**Data supplied**.
=====

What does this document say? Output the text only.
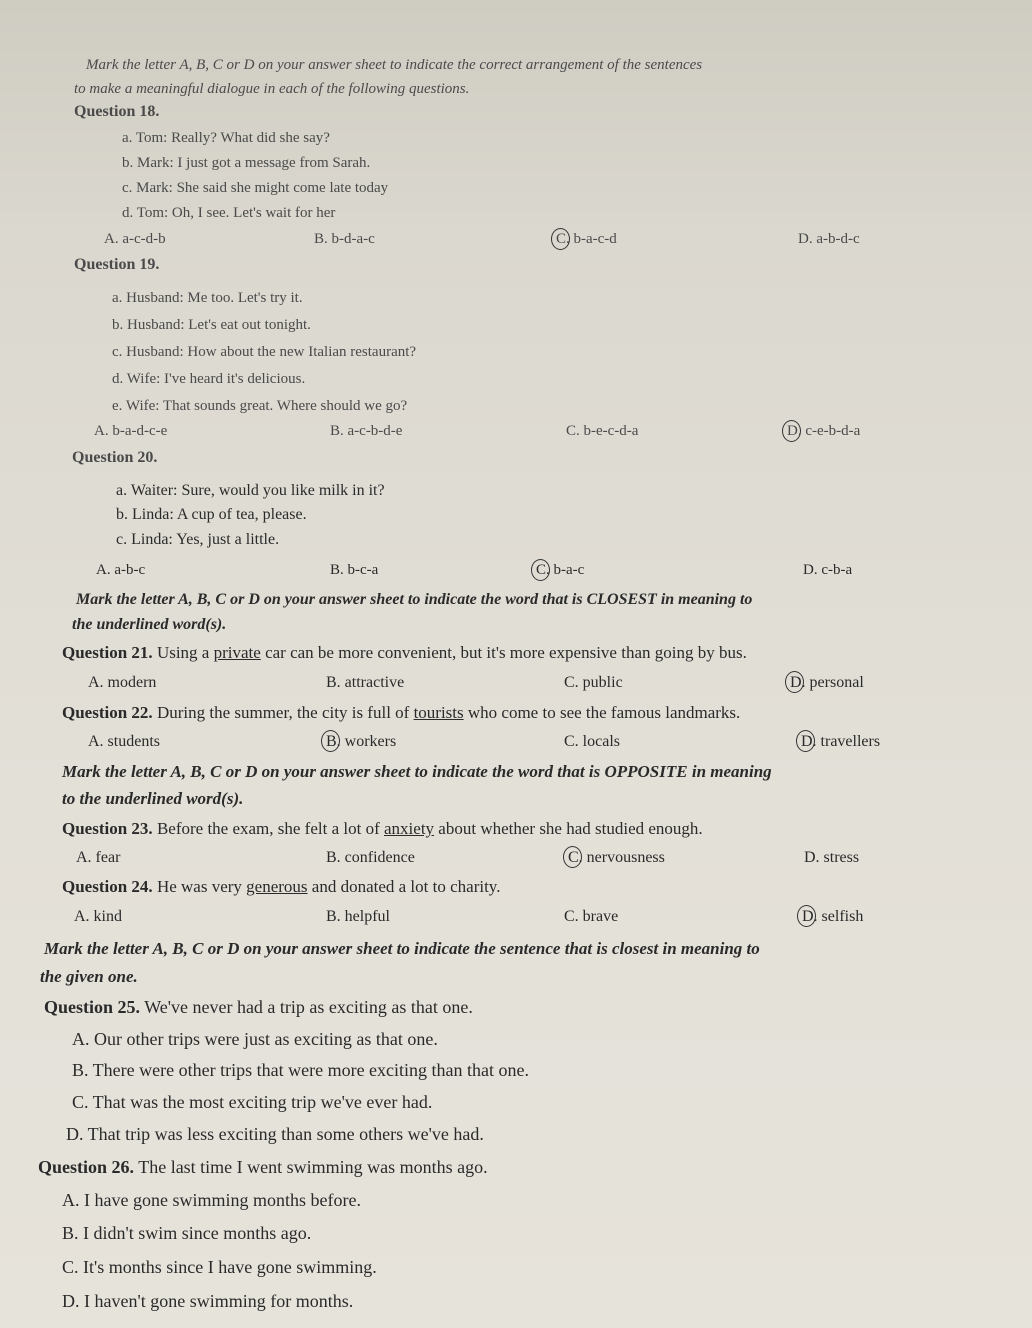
Mark the letter A, B, C or D on your answer sheet to indicate the correct arrangement of the sentences
to make a meaningful dialogue in each of the following questions.
Question 18.
a. Tom: Really? What did she say?
b. Mark: I just got a message from Sarah.
c. Mark: She said she might come late today
d. Tom: Oh, I see. Let's wait for her
A. a-c-d-b	B. b-d-a-c	C. b-a-c-d	D. a-b-d-c
Question 19.
a. Husband: Me too. Let's try it.
b. Husband: Let's eat out tonight.
c. Husband: How about the new Italian restaurant?
d. Wife: I've heard it's delicious.
e. Wife: That sounds great. Where should we go?
A. b-a-d-c-e	B. a-c-b-d-e	C. b-e-c-d-a	D. c-e-b-d-a
Question 20.
a. Waiter: Sure, would you like milk in it?
b. Linda: A cup of tea, please.
c. Linda: Yes, just a little.
A. a-b-c	B. b-c-a	C. b-a-c	D. c-b-a
Mark the letter A, B, C or D on your answer sheet to indicate the word that is CLOSEST in meaning to
the underlined word(s).
Question 21. Using a private car can be more convenient, but it's more expensive than going by bus.
A. modern	B. attractive	C. public	D. personal
Question 22. During the summer, the city is full of tourists who come to see the famous landmarks.
A. students	B. workers	C. locals	D. travellers
Mark the letter A, B, C or D on your answer sheet to indicate the word that is OPPOSITE in meaning
to the underlined word(s).
Question 23. Before the exam, she felt a lot of anxiety about whether she had studied enough.
A. fear	B. confidence	C. nervousness	D. stress
Question 24. He was very generous and donated a lot to charity.
A. kind	B. helpful	C. brave	D. selfish
Mark the letter A, B, C or D on your answer sheet to indicate the sentence that is closest in meaning to
the given one.
Question 25. We've never had a trip as exciting as that one.
A. Our other trips were just as exciting as that one.
B. There were other trips that were more exciting than that one.
C. That was the most exciting trip we've ever had.
D. That trip was less exciting than some others we've had.
Question 26. The last time I went swimming was months ago.
A. I have gone swimming months before.
B. I didn't swim since months ago.
C. It's months since I have gone swimming.
D. I haven't gone swimming for months.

=====

**Task description**. Return each line exactly as written. Any picture gets left out.

**Output of the task**.
What does this document say? Output the text only.
Mark the letter A, B, C or D on your answer sheet to indicate the correct arrangement of the sentences
to make a meaningful dialogue in each of the following questions.
Question 18.
a. Tom: Really? What did she say?
b. Mark: I just got a message from Sarah.
c. Mark: She said she might come late today
d. Tom: Oh, I see. Let's wait for her
A. a-c-d-b	B. b-d-a-c	C. b-a-c-d	D. a-b-d-c
Question 19.
a. Husband: Me too. Let's try it.
b. Husband: Let's eat out tonight.
c. Husband: How about the new Italian restaurant?
d. Wife: I've heard it's delicious.
e. Wife: That sounds great. Where should we go?
A. b-a-d-c-e	B. a-c-b-d-e	C. b-e-c-d-a	D. c-e-b-d-a
Question 20.
a. Waiter: Sure, would you like milk in it?
b. Linda: A cup of tea, please.
c. Linda: Yes, just a little.
A. a-b-c	B. b-c-a	C. b-a-c	D. c-b-a
Mark the letter A, B, C or D on your answer sheet to indicate the word that is CLOSEST in meaning to
the underlined word(s).
Question 21. Using a private car can be more convenient, but it's more expensive than going by bus.
A. modern	B. attractive	C. public	D. personal
Question 22. During the summer, the city is full of tourists who come to see the famous landmarks.
A. students	B. workers	C. locals	D. travellers
Mark the letter A, B, C or D on your answer sheet to indicate the word that is OPPOSITE in meaning
to the underlined word(s).
Question 23. Before the exam, she felt a lot of anxiety about whether she had studied enough.
A. fear	B. confidence	C. nervousness	D. stress
Question 24. He was very generous and donated a lot to charity.
A. kind	B. helpful	C. brave	D. selfish
Mark the letter A, B, C or D on your answer sheet to indicate the sentence that is closest in meaning to
the given one.
Question 25. We've never had a trip as exciting as that one.
A. Our other trips were just as exciting as that one.
B. There were other trips that were more exciting than that one.
C. That was the most exciting trip we've ever had.
D. That trip was less exciting than some others we've had.
Question 26. The last time I went swimming was months ago.
A. I have gone swimming months before.
B. I didn't swim since months ago.
C. It's months since I have gone swimming.
D. I haven't gone swimming for months.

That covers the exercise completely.